— Directions for this task —
Update the entries below, replacing "Trajectory ranking score" with "Track ranking score" wherever it occurs and leaving everything else unchanged.

— Stored records —
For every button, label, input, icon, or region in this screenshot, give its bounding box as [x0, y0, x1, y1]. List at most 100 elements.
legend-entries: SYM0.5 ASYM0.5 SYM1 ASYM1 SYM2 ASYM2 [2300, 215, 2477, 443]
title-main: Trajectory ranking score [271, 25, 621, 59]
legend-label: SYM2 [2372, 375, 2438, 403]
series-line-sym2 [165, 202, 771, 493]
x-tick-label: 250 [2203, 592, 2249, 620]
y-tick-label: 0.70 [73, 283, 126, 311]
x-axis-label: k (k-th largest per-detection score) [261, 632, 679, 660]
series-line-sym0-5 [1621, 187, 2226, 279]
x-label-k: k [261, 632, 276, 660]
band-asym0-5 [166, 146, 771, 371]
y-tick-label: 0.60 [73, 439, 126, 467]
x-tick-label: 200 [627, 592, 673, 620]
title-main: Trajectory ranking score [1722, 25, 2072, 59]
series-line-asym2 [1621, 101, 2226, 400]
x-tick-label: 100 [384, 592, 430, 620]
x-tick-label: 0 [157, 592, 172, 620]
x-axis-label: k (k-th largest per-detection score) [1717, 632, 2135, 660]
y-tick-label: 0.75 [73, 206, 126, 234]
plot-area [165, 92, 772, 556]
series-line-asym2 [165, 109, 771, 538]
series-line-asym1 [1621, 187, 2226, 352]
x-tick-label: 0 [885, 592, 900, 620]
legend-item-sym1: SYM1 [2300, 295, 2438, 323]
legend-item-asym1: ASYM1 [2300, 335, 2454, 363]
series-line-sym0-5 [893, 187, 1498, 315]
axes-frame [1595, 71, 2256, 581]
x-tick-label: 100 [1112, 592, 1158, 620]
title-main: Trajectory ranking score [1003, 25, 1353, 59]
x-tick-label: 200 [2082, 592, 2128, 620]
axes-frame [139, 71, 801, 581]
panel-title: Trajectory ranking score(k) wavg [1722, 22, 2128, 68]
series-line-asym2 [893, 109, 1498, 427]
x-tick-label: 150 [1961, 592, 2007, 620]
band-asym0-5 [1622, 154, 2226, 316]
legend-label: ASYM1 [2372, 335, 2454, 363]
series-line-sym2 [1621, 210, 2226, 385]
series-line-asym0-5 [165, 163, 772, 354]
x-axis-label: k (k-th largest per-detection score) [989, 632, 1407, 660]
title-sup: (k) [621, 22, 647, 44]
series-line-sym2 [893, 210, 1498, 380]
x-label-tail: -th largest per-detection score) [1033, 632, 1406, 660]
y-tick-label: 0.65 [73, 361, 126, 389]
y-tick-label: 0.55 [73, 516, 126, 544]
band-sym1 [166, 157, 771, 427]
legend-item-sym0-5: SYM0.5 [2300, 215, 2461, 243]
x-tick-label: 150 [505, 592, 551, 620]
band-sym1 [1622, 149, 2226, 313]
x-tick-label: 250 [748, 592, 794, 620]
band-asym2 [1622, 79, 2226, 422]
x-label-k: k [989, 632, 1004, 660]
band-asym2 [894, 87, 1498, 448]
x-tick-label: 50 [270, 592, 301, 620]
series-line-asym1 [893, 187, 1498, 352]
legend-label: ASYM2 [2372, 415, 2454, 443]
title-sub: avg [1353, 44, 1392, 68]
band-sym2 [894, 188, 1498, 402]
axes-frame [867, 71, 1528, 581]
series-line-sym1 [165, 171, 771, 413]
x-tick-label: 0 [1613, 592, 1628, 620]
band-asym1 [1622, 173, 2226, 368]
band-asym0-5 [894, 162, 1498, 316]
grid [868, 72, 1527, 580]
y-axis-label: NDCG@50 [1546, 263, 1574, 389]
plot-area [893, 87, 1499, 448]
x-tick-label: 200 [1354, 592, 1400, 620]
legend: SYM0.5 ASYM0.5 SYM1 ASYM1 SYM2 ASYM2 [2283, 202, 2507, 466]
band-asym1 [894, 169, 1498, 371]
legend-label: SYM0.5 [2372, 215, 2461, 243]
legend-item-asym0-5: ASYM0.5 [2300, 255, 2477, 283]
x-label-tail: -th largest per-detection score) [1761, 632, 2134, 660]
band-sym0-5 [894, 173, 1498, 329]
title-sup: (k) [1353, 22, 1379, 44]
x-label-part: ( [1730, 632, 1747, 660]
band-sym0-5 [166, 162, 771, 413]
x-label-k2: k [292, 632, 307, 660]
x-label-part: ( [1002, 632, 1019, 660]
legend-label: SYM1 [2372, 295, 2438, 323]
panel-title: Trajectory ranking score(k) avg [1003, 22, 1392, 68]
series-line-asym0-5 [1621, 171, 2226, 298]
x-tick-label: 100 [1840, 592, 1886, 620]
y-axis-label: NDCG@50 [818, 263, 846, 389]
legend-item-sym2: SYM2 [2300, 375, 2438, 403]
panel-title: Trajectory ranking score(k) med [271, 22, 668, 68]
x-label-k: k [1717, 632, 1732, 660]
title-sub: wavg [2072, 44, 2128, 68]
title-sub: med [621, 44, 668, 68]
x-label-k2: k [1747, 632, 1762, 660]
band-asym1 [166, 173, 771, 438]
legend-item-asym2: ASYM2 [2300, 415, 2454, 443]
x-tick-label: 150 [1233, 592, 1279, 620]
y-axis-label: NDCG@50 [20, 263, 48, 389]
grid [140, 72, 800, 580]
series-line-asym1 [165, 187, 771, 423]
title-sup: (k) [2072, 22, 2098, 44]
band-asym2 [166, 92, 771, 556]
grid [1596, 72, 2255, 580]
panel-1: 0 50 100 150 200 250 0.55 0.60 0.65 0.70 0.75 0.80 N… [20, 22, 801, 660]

— Correct result —
For every button, label, input, icon, or region in this screenshot, give its bounding box as [x0, y0, x1, y1]. List at most 100 elements.
legend-entries: SYM0.5 ASYM0.5 SYM1 ASYM1 SYM2 ASYM2 [2300, 215, 2477, 443]
title-main: Track ranking score [271, 25, 621, 59]
legend-label: SYM2 [2372, 375, 2438, 403]
series-line-sym2 [165, 202, 771, 493]
x-tick-label: 250 [2203, 592, 2249, 620]
y-tick-label: 0.70 [73, 283, 126, 311]
x-axis-label: k (k-th largest per-detection score) [261, 632, 679, 660]
series-line-sym0-5 [1621, 187, 2226, 279]
x-label-k: k [261, 632, 276, 660]
band-asym0-5 [166, 146, 771, 371]
y-tick-label: 0.60 [73, 439, 126, 467]
x-tick-label: 200 [627, 592, 673, 620]
title-main: Track ranking score [1722, 25, 2072, 59]
series-line-asym2 [1621, 101, 2226, 400]
x-tick-label: 100 [384, 592, 430, 620]
x-tick-label: 0 [157, 592, 172, 620]
x-axis-label: k (k-th largest per-detection score) [1717, 632, 2135, 660]
y-tick-label: 0.75 [73, 206, 126, 234]
plot-area [165, 92, 772, 556]
series-line-asym2 [165, 109, 771, 538]
series-line-asym1 [1621, 187, 2226, 352]
x-tick-label: 0 [885, 592, 900, 620]
legend-item-sym1: SYM1 [2300, 295, 2438, 323]
legend-item-asym1: ASYM1 [2300, 335, 2454, 363]
series-line-sym0-5 [893, 187, 1498, 315]
axes-frame [1595, 71, 2256, 581]
x-tick-label: 100 [1112, 592, 1158, 620]
title-main: Track ranking score [1003, 25, 1353, 59]
x-tick-label: 200 [2082, 592, 2128, 620]
axes-frame [139, 71, 801, 581]
panel-title: Track ranking score(k) wavg [1722, 22, 2128, 68]
series-line-asym2 [893, 109, 1498, 427]
x-tick-label: 150 [1961, 592, 2007, 620]
band-asym0-5 [1622, 154, 2226, 316]
legend-label: ASYM1 [2372, 335, 2454, 363]
series-line-sym2 [1621, 210, 2226, 385]
series-line-asym0-5 [165, 163, 772, 354]
x-axis-label: k (k-th largest per-detection score) [989, 632, 1407, 660]
title-sup: (k) [621, 22, 647, 44]
series-line-sym2 [893, 210, 1498, 380]
x-label-tail: -th largest per-detection score) [1033, 632, 1406, 660]
y-tick-label: 0.65 [73, 361, 126, 389]
y-tick-label: 0.55 [73, 516, 126, 544]
band-sym1 [166, 157, 771, 427]
legend-item-sym0-5: SYM0.5 [2300, 215, 2461, 243]
x-tick-label: 150 [505, 592, 551, 620]
band-sym1 [1622, 149, 2226, 313]
x-tick-label: 250 [748, 592, 794, 620]
band-asym2 [1622, 79, 2226, 422]
x-label-k: k [989, 632, 1004, 660]
band-asym2 [894, 87, 1498, 448]
x-tick-label: 50 [270, 592, 301, 620]
series-line-asym1 [893, 187, 1498, 352]
legend-label: ASYM2 [2372, 415, 2454, 443]
title-sub: avg [1353, 44, 1392, 68]
band-sym2 [894, 188, 1498, 402]
axes-frame [867, 71, 1528, 581]
series-line-sym1 [165, 171, 771, 413]
x-tick-label: 0 [1613, 592, 1628, 620]
band-asym1 [1622, 173, 2226, 368]
band-asym0-5 [894, 162, 1498, 316]
grid [868, 72, 1527, 580]
y-axis-label: NDCG@50 [1546, 263, 1574, 389]
plot-area [893, 87, 1499, 448]
x-tick-label: 200 [1354, 592, 1400, 620]
legend: SYM0.5 ASYM0.5 SYM1 ASYM1 SYM2 ASYM2 [2283, 202, 2507, 466]
band-asym1 [894, 169, 1498, 371]
legend-label: SYM0.5 [2372, 215, 2461, 243]
legend-item-asym0-5: ASYM0.5 [2300, 255, 2477, 283]
x-label-tail: -th largest per-detection score) [1761, 632, 2134, 660]
band-sym0-5 [894, 173, 1498, 329]
title-sup: (k) [1353, 22, 1379, 44]
x-label-part: ( [1730, 632, 1747, 660]
band-sym0-5 [166, 162, 771, 413]
x-label-k2: k [292, 632, 307, 660]
x-label-part: ( [1002, 632, 1019, 660]
legend-label: SYM1 [2372, 295, 2438, 323]
panel-title: Track ranking score(k) avg [1003, 22, 1392, 68]
series-line-asym0-5 [1621, 171, 2226, 298]
x-tick-label: 100 [1840, 592, 1886, 620]
y-axis-label: NDCG@50 [818, 263, 846, 389]
legend-item-sym2: SYM2 [2300, 375, 2438, 403]
panel-title: Track ranking score(k) med [271, 22, 668, 68]
x-label-k: k [1717, 632, 1732, 660]
title-sub: wavg [2072, 44, 2128, 68]
title-sub: med [621, 44, 668, 68]
x-label-k2: k [1747, 632, 1762, 660]
band-asym1 [166, 173, 771, 438]
legend-item-asym2: ASYM2 [2300, 415, 2454, 443]
x-tick-label: 150 [1233, 592, 1279, 620]
y-axis-label: NDCG@50 [20, 263, 48, 389]
grid [140, 72, 800, 580]
series-line-asym1 [165, 187, 771, 423]
title-sup: (k) [2072, 22, 2098, 44]
band-asym2 [166, 92, 771, 556]
grid [1596, 72, 2255, 580]
panel-1: 0 50 100 150 200 250 0.55 0.60 0.65 0.70 0.75 0.80 N… [20, 22, 801, 660]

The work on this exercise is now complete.